__Given information__:

↓

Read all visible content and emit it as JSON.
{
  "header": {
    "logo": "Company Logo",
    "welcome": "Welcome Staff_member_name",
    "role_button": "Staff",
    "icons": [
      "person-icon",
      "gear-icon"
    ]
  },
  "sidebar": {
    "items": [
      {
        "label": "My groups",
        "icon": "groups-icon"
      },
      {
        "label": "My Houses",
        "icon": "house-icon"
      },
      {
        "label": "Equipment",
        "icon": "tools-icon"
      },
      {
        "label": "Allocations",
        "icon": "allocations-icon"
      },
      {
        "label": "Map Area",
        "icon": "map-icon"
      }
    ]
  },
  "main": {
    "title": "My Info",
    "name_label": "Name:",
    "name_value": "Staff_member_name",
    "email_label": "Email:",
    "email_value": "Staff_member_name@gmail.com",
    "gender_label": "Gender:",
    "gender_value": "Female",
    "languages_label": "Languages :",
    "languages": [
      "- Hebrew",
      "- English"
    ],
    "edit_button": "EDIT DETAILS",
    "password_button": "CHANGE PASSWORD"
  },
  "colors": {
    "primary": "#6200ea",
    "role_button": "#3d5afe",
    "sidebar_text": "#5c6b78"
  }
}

↑

__Description of the task__:
Reproduce the data in full, exactly as presented.

__Reply__:
Read all visible content and emit it as JSON.
{
  "header": {
    "logo": "Company Logo",
    "welcome": "Welcome Staff_member_name",
    "role_button": "Staff",
    "icons": [
      "person-icon",
      "gear-icon"
    ]
  },
  "sidebar": {
    "items": [
      {
        "label": "My groups",
        "icon": "groups-icon"
      },
      {
        "label": "My Houses",
        "icon": "house-icon"
      },
      {
        "label": "Equipment",
        "icon": "tools-icon"
      },
      {
        "label": "Allocations",
        "icon": "allocations-icon"
      },
      {
        "label": "Map Area",
        "icon": "map-icon"
      }
    ]
  },
  "main": {
    "title": "My Info",
    "name_label": "Name:",
    "name_value": "Staff_member_name",
    "email_label": "Email:",
    "email_value": "Staff_member_name@gmail.com",
    "gender_label": "Gender:",
    "gender_value": "Female",
    "languages_label": "Languages :",
    "languages": [
      "- Hebrew",
      "- English"
    ],
    "edit_button": "EDIT DETAILS",
    "password_button": "CHANGE PASSWORD"
  },
  "colors": {
    "primary": "#6200ea",
    "role_button": "#3d5afe",
    "sidebar_text": "#5c6b78"
  }
}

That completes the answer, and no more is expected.